- **Extracted data**:
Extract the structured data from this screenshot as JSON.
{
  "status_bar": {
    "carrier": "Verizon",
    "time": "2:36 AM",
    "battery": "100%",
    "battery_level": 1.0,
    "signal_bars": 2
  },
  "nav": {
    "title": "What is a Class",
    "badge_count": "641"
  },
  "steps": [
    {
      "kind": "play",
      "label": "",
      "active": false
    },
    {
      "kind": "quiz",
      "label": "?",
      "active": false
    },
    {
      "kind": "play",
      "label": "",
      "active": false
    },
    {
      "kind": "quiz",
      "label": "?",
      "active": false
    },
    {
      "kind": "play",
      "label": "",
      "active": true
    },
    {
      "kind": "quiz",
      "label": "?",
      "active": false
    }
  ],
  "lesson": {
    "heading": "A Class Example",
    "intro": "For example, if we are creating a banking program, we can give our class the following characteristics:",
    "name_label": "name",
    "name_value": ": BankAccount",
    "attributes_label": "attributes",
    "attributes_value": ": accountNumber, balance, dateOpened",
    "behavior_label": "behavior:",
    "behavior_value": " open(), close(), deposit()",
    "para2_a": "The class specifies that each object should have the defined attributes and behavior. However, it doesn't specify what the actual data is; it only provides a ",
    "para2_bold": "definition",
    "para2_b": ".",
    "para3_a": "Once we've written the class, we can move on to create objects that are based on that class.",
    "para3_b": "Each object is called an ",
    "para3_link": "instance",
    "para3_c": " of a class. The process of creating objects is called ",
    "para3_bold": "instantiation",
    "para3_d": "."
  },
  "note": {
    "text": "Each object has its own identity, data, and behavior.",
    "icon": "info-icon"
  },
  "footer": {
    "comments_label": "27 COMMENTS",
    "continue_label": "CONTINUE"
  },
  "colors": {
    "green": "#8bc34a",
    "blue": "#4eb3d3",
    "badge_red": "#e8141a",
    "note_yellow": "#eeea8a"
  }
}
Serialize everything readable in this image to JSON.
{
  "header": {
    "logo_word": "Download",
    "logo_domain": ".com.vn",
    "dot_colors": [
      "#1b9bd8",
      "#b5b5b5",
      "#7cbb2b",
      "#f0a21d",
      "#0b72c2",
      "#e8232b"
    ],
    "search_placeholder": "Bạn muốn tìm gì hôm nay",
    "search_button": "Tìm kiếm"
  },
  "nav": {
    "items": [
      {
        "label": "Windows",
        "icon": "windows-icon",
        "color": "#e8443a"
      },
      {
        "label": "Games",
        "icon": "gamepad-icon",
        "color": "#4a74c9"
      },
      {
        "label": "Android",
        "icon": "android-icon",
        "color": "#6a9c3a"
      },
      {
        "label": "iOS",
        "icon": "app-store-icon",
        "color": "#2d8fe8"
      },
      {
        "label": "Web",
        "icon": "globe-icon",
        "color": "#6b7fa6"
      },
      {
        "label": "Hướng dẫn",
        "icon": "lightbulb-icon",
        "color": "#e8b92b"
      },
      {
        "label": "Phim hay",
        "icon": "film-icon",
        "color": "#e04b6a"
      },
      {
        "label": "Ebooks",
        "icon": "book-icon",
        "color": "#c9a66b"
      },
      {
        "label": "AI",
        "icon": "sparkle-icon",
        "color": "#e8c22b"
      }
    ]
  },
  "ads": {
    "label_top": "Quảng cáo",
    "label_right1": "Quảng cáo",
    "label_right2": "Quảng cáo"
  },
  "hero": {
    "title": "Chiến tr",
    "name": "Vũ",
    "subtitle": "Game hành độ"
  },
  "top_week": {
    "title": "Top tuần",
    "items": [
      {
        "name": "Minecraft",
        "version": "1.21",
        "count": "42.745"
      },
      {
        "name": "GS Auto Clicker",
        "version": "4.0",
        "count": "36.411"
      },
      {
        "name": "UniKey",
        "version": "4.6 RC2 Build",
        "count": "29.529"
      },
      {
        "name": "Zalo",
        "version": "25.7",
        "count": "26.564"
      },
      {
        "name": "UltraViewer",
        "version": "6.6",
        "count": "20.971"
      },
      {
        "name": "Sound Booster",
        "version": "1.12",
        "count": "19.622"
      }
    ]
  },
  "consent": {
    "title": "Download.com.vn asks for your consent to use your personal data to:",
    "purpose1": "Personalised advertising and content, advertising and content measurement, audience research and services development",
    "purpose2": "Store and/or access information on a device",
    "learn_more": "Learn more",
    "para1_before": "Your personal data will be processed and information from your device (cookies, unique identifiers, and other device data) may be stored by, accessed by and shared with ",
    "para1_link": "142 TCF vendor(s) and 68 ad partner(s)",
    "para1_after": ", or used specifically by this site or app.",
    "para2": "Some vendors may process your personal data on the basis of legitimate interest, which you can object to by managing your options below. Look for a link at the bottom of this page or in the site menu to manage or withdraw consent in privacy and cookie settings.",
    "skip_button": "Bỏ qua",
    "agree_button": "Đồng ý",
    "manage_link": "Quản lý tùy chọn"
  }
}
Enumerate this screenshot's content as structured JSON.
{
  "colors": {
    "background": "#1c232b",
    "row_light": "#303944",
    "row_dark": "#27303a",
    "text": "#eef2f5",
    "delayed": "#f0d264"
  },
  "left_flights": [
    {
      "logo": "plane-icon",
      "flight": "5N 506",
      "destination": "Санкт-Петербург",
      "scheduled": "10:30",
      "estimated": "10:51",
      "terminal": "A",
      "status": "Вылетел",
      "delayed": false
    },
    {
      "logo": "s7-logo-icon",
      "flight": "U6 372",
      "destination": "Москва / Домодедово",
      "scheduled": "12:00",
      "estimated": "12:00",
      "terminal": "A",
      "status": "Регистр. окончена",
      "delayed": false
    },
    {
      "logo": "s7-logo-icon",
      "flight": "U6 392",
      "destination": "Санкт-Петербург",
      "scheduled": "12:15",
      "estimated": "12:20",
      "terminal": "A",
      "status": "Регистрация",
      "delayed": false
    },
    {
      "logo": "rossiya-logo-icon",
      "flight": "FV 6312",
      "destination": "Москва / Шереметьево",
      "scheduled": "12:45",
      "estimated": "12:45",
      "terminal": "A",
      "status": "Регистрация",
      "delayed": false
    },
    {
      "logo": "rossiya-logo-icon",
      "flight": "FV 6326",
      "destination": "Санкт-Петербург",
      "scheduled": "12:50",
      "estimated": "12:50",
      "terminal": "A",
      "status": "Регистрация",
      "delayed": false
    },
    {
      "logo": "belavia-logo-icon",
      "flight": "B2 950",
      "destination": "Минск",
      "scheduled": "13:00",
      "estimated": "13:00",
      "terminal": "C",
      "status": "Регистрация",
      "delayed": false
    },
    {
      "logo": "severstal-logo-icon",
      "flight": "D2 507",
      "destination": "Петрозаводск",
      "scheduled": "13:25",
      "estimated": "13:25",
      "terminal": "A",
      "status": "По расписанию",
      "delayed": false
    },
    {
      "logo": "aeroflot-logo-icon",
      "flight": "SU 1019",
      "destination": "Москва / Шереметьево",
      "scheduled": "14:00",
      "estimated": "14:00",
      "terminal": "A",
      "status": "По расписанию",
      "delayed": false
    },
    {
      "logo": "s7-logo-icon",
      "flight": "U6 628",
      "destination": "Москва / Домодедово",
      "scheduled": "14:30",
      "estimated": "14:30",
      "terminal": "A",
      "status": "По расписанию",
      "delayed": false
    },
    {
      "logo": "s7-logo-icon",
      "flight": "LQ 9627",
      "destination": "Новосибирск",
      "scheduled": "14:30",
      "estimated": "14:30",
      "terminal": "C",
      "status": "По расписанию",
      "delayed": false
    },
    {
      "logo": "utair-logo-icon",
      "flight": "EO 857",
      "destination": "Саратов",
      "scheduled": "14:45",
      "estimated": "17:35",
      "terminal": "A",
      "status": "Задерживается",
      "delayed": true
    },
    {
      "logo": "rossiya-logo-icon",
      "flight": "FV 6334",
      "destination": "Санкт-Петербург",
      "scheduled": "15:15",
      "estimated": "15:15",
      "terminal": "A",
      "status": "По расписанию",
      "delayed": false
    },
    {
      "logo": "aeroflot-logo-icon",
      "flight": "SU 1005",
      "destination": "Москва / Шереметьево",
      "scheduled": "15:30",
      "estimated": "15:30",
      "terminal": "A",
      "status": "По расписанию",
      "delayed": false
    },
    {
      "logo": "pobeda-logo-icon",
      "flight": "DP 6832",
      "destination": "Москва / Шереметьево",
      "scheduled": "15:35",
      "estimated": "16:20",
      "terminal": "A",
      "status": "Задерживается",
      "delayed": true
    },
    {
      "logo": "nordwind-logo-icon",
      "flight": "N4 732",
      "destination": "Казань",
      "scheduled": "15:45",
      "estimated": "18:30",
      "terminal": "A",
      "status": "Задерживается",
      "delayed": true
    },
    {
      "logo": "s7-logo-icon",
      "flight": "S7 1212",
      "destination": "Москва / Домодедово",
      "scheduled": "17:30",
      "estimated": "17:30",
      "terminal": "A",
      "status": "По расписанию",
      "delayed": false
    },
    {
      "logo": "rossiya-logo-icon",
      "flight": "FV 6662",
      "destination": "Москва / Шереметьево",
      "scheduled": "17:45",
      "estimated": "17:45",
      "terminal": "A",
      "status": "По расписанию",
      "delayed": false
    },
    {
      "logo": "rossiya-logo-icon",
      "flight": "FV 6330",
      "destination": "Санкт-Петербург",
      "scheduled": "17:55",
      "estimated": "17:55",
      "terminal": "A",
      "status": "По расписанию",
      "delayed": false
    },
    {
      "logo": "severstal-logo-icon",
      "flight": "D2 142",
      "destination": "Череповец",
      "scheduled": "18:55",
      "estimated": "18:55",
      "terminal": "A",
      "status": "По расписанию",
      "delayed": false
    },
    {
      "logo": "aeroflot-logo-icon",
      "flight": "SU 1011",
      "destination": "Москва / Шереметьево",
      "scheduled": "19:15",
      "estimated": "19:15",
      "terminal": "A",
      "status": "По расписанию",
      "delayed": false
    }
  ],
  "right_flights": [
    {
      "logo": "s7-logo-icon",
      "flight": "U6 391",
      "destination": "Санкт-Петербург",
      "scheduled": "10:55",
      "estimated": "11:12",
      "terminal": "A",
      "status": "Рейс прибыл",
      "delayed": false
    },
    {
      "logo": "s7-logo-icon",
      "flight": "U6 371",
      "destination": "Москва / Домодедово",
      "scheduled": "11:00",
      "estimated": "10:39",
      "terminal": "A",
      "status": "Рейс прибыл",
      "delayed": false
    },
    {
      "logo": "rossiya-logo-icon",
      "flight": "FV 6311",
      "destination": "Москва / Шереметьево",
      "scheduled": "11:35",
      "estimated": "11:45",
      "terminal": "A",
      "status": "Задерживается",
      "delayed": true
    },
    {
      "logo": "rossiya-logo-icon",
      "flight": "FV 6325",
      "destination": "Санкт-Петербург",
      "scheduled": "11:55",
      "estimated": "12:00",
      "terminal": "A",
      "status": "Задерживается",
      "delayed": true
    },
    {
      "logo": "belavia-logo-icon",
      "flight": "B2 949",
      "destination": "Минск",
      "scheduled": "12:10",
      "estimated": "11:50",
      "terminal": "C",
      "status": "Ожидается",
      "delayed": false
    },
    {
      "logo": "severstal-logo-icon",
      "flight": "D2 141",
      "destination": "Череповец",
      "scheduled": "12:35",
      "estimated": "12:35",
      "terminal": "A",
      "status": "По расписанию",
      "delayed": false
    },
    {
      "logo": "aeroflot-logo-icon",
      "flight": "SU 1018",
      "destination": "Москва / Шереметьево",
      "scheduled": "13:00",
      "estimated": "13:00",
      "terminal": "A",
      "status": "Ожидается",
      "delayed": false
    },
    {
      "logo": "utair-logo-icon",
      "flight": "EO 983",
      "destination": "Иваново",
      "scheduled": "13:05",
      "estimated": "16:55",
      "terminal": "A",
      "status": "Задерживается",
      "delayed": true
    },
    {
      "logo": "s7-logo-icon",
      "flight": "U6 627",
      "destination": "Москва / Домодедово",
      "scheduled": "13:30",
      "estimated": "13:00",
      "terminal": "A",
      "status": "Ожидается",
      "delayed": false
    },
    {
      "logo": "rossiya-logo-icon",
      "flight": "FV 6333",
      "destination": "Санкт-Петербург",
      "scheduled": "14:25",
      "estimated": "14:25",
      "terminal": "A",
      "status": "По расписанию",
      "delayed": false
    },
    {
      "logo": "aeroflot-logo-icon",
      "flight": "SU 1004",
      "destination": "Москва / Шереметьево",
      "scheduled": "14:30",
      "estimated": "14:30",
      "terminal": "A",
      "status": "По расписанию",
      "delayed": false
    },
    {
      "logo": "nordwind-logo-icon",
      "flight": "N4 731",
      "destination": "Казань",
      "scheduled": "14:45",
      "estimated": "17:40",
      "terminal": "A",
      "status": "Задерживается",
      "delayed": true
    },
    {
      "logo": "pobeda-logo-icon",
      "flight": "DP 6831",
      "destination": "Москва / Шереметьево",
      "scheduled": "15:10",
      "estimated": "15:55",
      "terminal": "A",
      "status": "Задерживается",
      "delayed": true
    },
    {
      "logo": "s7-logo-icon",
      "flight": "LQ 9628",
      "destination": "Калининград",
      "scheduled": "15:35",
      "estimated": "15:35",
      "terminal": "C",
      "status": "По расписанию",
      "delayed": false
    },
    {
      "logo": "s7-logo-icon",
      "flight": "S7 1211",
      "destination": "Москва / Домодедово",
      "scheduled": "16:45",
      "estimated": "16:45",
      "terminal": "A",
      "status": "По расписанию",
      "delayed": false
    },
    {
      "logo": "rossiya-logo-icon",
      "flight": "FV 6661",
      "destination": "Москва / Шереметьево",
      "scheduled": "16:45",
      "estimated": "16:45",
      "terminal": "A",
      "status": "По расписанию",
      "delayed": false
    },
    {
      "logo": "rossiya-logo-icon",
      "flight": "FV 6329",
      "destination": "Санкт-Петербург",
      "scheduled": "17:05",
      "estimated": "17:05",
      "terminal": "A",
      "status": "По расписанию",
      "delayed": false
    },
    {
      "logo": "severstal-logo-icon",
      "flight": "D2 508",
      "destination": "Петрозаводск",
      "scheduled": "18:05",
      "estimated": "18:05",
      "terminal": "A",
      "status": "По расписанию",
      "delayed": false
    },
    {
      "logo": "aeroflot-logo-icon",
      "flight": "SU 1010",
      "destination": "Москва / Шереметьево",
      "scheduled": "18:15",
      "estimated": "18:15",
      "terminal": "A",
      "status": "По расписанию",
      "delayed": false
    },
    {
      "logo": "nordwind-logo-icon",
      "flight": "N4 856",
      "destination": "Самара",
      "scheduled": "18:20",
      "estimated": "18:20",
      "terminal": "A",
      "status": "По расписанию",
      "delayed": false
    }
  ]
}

- **Do this**: Compute the number of lines above that contain the string "Download". Reply with that value only.

- **Problem solution**: 2